Pull every line with "folded" from the entries below.
*** Opening Data supplied ***
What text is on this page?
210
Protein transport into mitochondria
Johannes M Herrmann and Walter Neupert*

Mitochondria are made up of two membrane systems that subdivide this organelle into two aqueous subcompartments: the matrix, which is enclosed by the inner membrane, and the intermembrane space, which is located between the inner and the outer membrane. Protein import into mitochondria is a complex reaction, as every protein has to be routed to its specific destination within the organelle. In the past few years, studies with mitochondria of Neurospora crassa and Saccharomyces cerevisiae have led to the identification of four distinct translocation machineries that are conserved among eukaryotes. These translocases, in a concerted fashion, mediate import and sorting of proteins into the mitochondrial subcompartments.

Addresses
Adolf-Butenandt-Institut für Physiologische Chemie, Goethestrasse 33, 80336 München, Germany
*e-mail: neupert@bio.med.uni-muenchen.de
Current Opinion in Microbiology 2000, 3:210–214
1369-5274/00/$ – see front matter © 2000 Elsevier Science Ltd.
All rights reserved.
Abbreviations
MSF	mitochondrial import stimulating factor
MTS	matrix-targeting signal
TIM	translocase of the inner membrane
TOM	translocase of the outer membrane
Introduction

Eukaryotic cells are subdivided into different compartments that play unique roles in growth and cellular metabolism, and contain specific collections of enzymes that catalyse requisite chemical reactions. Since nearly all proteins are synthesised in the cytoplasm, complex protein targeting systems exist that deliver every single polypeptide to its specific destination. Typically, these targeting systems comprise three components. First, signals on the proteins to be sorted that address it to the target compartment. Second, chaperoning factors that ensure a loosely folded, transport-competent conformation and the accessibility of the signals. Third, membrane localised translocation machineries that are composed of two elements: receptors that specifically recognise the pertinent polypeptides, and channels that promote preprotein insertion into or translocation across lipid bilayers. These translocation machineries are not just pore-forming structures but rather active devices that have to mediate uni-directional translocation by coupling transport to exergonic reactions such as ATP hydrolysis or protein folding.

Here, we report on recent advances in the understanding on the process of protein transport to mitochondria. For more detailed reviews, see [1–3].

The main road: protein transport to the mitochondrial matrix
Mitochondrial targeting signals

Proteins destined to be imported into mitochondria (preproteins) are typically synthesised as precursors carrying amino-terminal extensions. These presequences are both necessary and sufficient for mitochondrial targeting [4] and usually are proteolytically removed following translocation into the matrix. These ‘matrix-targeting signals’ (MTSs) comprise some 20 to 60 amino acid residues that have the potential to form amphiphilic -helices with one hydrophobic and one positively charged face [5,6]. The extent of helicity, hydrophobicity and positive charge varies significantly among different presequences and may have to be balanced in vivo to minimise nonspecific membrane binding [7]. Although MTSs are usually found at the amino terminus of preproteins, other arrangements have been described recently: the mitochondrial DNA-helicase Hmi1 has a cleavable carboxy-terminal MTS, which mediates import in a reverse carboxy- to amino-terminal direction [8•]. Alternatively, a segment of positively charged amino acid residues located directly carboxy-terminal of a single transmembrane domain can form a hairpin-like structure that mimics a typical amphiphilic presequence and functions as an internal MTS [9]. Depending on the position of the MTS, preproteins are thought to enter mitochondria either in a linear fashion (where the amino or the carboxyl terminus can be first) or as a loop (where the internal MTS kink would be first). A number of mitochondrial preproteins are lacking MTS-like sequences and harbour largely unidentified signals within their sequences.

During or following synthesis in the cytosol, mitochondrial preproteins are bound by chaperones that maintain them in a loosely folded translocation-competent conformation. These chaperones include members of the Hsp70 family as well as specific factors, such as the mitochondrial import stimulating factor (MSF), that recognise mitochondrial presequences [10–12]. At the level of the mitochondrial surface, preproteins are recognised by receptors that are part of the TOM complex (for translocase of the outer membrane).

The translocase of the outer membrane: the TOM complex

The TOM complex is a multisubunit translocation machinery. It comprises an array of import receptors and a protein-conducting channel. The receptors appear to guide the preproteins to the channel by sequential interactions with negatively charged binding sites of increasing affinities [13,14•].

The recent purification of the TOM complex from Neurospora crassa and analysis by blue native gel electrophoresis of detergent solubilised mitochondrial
*** Closing Data supplied ***
* [Task solution]:
Eukaryotic cells are subdivided into different compartments that play unique roles in growth and cellular metabolism, and contain specific collections of enzymes that catalyse requisite chemical reactions. Since nearly all proteins are synthesised in the cytoplasm, complex protein targeting systems exist that deliver every single polypeptide to its specific destination. Typically, these targeting systems comprise three components. First, signals on the proteins to be sorted that address it to the target compartment. Second, chaperoning factors that ensure a loosely folded, transport-competent conformation and the accessibility of the signals. Third, membrane localised translocation machineries that are composed of two elements: receptors that specifically recognise the pertinent polypeptides, and channels that promote preprotein insertion into or translocation across lipid bilayers. These translocation machineries are not just pore-forming structures but rather active devices that have to mediate uni-directional translocation by coupling transport to exergonic reactions such as ATP hydrolysis or protein folding.
During or following synthesis in the cytosol, mitochondrial preproteins are bound by chaperones that maintain them in a loosely folded translocation-competent conformation. These chaperones include members of the Hsp70 family as well as specific factors, such as the mitochondrial import stimulating factor (MSF), that recognise mitochondrial presequences [10–12]. At the level of the mitochondrial surface, preproteins are recognised by receptors that are part of the TOM complex (for translocase of the outer membrane).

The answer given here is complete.